# [What to do]
Copy out every line containing the word "color".

# [Input records]
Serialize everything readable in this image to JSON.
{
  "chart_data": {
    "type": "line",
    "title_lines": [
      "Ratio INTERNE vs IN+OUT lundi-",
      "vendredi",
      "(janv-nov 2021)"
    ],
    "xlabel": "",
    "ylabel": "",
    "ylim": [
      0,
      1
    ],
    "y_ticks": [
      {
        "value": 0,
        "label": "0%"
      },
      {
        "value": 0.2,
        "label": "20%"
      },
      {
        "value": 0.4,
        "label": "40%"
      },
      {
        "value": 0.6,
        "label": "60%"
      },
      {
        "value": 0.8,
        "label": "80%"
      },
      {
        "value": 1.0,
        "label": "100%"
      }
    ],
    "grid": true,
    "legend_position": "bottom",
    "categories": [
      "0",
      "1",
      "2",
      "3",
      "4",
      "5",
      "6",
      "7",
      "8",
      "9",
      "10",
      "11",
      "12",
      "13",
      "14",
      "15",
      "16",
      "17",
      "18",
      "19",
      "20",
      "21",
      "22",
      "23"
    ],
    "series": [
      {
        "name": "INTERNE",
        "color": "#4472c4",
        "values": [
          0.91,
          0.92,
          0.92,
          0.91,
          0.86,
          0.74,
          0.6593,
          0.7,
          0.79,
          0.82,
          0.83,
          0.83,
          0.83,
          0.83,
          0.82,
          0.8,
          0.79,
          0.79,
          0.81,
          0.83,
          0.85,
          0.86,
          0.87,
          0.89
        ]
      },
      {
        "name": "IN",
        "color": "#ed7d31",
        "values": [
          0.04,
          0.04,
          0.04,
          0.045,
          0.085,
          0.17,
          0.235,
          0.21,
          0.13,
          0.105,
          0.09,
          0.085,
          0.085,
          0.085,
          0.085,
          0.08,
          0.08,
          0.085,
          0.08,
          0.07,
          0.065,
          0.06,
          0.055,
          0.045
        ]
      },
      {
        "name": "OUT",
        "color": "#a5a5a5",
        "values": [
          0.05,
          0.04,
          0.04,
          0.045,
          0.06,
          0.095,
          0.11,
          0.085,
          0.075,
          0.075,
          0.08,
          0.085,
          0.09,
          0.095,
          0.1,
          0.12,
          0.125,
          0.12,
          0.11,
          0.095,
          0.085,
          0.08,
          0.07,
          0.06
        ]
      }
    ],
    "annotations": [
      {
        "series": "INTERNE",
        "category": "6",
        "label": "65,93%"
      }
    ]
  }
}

# [Solution to the problem]
        "color": "#4472c4",
        "color": "#ed7d31",
        "color": "#a5a5a5",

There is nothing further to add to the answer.